- What you are asked to do
Go through the entries one line at a time, and gather every line that has the word "title".

(Raw records)
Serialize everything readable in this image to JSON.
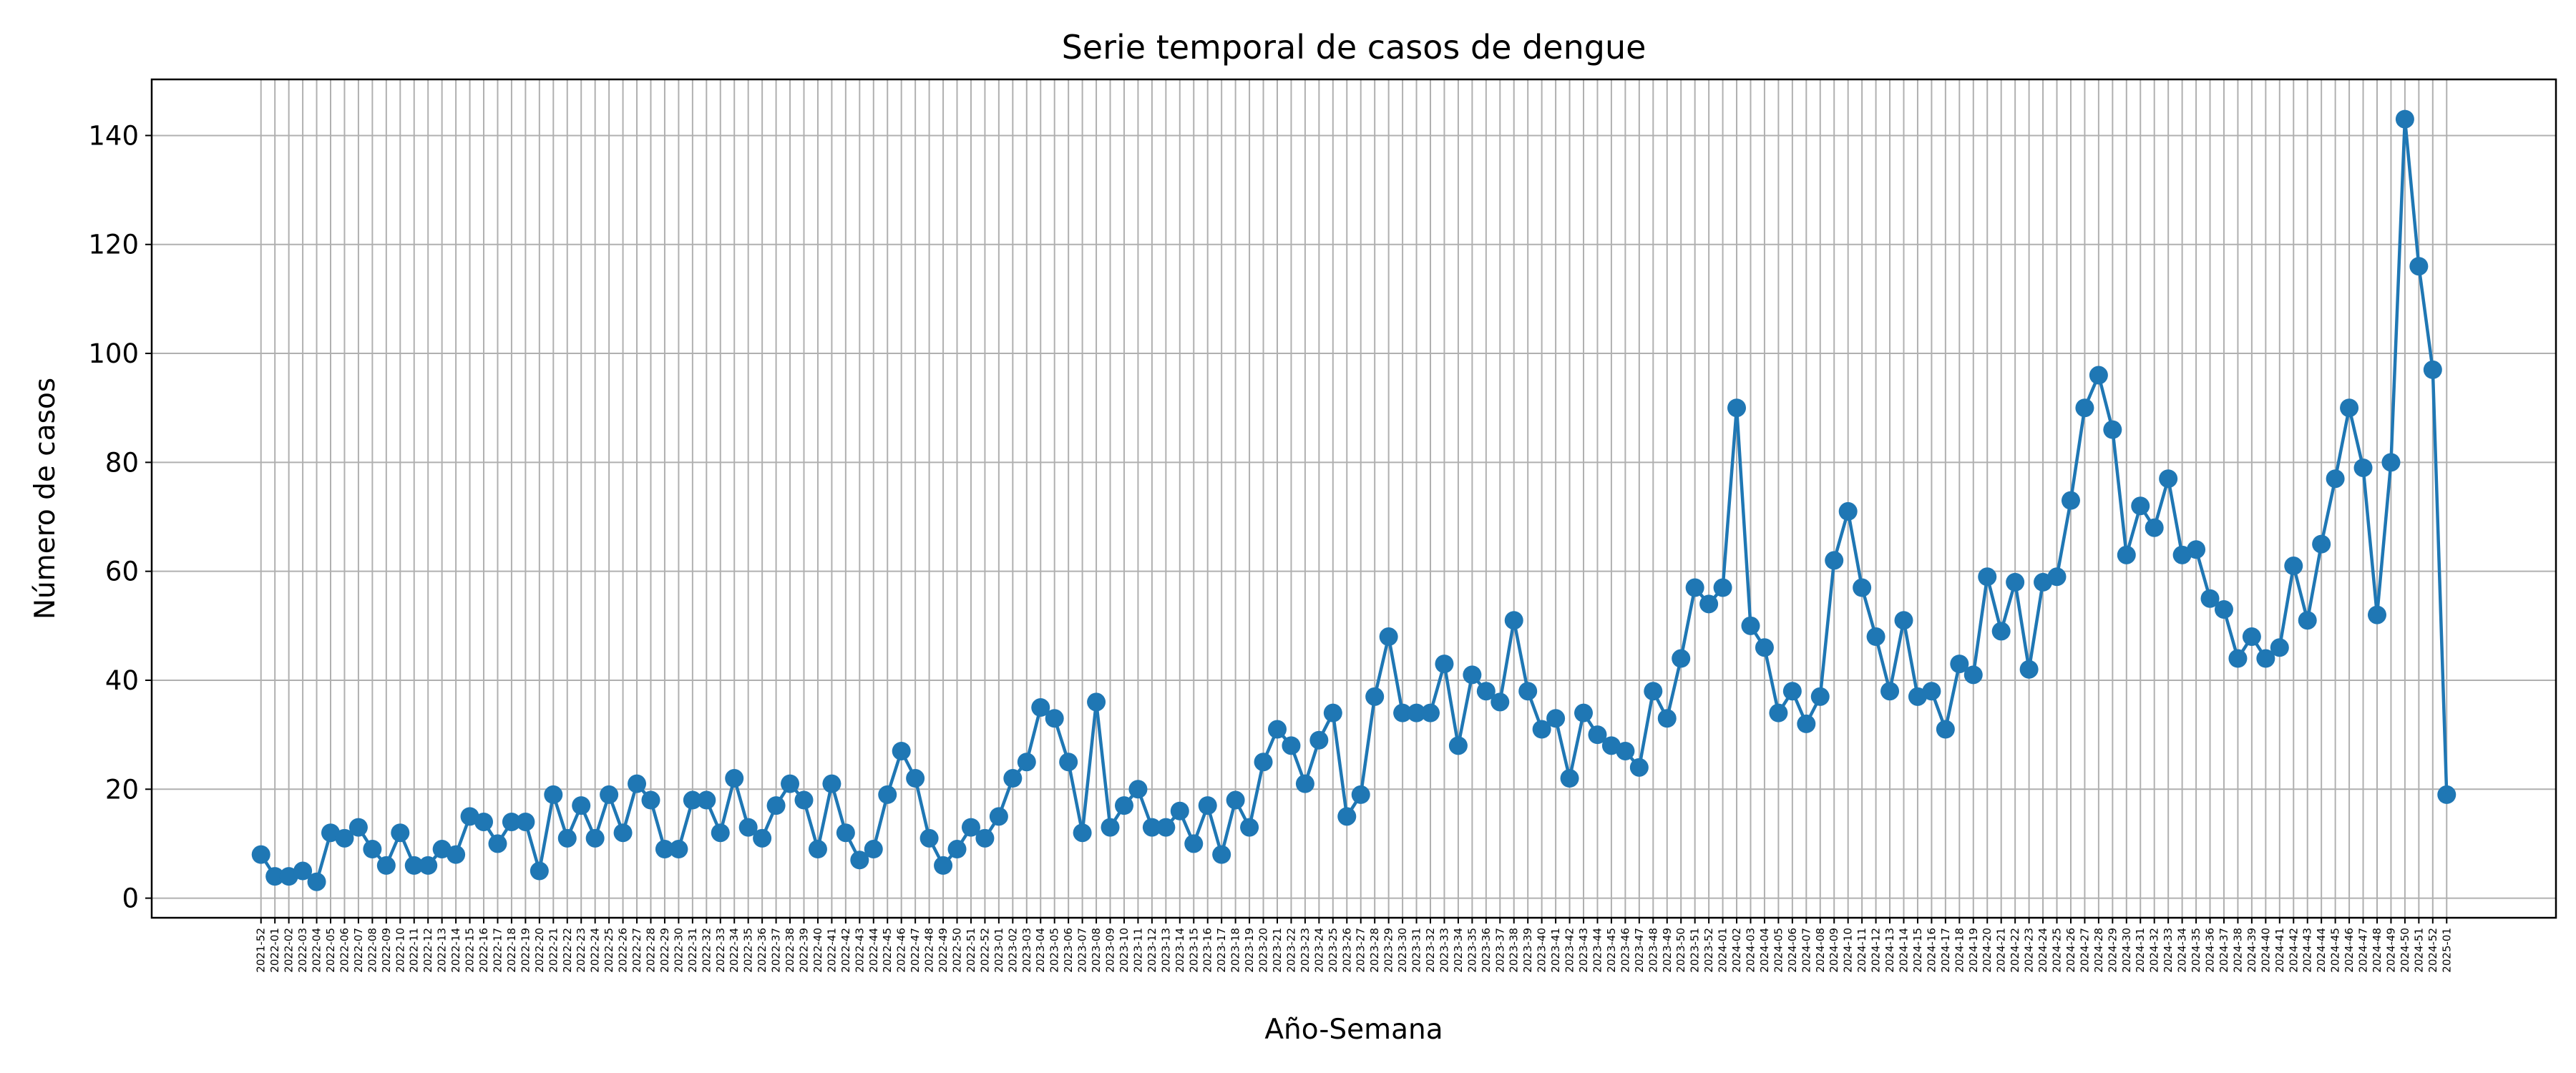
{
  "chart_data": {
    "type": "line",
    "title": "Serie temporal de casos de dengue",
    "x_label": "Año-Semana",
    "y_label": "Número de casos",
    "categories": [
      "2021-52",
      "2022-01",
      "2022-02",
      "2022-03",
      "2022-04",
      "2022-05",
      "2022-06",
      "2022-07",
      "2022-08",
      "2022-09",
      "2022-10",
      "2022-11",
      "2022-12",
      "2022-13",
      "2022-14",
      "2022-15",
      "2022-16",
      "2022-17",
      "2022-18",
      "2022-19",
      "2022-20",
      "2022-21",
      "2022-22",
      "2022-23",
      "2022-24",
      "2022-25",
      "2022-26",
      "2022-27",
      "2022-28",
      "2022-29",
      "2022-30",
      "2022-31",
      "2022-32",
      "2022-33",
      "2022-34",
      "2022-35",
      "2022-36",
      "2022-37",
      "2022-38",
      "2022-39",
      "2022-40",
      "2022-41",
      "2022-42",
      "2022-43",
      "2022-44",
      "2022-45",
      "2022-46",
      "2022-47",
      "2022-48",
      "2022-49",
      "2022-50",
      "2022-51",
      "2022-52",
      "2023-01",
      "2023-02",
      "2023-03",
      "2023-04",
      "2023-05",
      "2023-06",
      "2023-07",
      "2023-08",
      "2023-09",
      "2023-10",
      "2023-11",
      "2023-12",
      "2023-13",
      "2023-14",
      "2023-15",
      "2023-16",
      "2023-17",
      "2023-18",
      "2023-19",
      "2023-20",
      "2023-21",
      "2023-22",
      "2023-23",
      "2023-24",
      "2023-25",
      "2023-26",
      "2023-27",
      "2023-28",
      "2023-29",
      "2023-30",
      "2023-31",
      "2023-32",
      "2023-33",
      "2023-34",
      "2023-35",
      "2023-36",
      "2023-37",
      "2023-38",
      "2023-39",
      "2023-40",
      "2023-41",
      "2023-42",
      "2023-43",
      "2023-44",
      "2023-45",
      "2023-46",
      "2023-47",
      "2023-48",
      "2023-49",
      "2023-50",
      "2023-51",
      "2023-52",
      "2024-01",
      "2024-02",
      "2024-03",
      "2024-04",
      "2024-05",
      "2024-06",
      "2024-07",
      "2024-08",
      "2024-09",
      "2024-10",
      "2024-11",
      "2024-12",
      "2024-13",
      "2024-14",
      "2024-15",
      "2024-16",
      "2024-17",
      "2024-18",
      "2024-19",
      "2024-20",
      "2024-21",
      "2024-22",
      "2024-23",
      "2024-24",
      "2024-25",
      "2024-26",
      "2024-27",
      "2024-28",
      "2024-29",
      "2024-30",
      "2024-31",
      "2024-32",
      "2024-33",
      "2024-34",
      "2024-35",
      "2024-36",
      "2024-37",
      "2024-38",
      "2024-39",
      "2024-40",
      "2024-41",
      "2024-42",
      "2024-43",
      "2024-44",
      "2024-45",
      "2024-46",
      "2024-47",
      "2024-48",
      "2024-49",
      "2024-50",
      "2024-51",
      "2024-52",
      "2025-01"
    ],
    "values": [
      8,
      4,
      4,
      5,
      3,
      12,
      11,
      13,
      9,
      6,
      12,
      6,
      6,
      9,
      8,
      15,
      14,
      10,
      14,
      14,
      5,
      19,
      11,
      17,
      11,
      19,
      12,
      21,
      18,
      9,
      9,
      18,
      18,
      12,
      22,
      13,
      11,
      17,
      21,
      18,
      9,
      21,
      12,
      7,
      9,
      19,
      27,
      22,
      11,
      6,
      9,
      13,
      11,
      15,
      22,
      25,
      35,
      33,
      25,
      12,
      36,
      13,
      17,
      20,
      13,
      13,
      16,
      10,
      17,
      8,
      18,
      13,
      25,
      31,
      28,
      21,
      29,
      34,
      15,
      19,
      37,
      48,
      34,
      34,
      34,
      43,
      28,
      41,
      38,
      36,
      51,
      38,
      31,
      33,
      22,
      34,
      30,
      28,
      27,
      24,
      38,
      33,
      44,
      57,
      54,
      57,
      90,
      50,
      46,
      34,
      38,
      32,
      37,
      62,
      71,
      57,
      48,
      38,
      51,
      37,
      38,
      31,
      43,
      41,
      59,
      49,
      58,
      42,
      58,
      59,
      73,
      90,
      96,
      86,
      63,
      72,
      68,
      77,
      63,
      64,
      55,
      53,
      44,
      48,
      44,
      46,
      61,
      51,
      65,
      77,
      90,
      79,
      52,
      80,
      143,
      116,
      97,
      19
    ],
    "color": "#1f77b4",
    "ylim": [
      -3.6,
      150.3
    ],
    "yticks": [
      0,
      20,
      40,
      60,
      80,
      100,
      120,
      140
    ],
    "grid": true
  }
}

==

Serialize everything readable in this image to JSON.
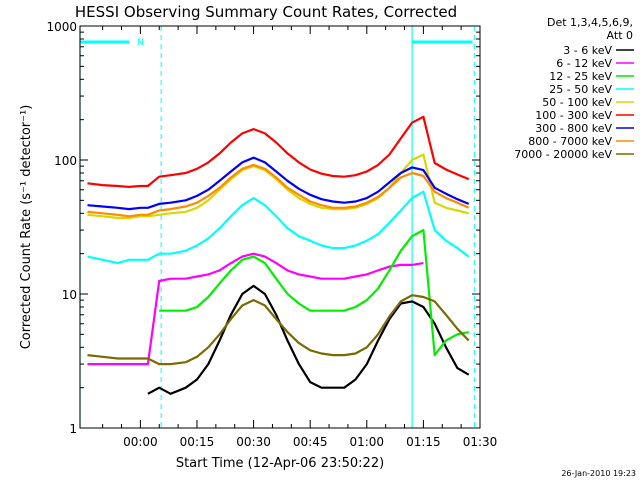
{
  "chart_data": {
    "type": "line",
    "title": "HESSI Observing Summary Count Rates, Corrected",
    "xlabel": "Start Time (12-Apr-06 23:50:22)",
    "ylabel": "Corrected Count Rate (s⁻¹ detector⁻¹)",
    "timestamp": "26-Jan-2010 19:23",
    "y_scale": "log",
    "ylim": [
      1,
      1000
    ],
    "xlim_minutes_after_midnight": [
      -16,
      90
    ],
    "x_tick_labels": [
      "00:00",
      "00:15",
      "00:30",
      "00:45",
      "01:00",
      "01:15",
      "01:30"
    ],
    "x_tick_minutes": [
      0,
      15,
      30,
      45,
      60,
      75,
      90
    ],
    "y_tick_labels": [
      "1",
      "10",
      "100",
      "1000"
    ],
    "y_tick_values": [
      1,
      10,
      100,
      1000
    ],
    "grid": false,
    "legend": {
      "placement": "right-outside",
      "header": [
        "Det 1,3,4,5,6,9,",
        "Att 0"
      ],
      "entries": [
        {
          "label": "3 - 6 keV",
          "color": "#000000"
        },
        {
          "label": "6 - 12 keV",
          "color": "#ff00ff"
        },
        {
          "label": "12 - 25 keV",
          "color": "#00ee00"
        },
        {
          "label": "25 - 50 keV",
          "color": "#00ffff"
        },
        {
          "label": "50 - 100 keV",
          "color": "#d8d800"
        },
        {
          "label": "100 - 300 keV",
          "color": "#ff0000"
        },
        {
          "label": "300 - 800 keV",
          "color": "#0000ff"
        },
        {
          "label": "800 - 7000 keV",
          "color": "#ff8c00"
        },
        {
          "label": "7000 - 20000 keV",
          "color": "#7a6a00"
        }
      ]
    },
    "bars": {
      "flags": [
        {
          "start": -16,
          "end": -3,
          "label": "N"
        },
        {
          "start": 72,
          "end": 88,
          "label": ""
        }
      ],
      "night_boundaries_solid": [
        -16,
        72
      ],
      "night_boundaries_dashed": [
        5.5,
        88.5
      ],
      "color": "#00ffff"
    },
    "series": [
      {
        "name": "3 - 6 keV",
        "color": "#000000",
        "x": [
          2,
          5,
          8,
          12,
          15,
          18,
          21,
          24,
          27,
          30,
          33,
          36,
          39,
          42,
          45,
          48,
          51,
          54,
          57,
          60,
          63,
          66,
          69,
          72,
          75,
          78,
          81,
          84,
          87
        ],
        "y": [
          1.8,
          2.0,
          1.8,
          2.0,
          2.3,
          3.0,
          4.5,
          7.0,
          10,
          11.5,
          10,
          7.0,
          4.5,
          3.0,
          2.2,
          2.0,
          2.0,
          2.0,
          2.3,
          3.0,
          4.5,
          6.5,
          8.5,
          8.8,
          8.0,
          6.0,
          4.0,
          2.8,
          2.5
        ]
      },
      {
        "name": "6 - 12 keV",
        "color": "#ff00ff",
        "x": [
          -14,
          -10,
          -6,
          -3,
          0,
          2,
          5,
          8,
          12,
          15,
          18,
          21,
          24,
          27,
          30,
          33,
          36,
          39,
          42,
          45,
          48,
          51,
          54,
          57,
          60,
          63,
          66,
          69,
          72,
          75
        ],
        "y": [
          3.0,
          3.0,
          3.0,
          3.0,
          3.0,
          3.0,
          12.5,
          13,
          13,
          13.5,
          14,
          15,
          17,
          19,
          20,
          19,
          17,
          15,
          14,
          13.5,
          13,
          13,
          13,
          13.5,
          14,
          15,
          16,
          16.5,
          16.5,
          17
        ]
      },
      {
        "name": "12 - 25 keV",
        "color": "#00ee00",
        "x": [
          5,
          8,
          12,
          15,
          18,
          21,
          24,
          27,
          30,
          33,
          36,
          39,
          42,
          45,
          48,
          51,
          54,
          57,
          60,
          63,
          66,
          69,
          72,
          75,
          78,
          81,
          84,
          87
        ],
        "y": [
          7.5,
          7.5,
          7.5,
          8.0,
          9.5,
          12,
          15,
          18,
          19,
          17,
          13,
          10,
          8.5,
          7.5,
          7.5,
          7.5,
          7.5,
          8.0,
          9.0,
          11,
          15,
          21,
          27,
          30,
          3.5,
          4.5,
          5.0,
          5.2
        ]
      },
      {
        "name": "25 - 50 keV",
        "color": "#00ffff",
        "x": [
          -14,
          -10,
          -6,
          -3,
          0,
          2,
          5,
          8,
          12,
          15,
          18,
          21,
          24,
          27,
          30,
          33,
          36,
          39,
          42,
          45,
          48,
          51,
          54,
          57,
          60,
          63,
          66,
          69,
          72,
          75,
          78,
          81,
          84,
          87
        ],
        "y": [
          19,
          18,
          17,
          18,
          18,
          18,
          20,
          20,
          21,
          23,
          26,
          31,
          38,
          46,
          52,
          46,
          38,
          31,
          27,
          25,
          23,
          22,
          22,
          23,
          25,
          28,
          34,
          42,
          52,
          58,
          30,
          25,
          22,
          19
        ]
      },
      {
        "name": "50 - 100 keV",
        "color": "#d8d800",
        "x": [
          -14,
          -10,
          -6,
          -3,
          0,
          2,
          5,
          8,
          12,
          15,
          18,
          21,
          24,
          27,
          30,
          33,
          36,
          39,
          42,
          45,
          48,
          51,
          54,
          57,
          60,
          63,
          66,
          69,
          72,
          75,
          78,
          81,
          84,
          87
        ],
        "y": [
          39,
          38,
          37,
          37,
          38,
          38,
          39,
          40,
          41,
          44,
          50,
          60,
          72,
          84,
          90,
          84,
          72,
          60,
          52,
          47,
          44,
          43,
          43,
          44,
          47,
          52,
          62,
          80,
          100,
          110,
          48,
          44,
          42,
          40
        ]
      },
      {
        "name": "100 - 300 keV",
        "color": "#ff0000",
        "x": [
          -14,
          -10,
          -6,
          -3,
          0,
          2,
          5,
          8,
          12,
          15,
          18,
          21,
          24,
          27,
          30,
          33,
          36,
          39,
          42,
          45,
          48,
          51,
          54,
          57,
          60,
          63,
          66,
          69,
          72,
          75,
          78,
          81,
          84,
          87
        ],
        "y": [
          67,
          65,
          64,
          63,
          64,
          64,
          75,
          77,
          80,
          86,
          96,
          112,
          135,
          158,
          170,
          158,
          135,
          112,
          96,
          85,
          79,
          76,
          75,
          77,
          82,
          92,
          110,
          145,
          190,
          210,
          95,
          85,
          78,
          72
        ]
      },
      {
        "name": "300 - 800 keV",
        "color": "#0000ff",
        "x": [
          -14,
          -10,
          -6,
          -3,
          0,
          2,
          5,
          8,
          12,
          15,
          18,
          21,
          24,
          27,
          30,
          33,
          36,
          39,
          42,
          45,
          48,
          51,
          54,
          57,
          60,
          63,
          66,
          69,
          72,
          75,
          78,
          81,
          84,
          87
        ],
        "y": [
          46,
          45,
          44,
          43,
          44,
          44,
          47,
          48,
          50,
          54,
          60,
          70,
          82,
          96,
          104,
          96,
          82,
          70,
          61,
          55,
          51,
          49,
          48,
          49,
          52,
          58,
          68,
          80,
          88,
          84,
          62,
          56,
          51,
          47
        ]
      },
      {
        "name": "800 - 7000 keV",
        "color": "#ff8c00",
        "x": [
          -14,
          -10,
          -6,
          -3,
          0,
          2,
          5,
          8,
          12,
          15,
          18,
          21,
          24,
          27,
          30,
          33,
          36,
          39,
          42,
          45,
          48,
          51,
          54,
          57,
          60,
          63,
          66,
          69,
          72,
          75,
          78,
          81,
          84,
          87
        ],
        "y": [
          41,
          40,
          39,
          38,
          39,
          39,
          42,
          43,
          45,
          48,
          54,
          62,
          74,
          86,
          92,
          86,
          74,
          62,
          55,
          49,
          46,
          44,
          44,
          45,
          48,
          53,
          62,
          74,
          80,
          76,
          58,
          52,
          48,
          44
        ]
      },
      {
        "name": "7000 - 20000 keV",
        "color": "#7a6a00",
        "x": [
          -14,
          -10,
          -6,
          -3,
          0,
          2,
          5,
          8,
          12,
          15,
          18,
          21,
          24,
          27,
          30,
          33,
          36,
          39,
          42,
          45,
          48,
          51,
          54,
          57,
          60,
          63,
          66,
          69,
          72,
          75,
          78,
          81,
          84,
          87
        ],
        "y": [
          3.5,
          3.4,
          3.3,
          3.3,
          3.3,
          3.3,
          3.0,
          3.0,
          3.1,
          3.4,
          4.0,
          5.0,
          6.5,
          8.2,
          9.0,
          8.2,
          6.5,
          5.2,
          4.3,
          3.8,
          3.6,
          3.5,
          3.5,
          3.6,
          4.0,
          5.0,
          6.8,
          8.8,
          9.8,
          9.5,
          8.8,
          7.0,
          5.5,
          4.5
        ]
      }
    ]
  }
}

- Expected answer
    "title": "Serie temporal de casos de dengue",
    "title": "HESSI Observing Summary Count Rates, Corrected",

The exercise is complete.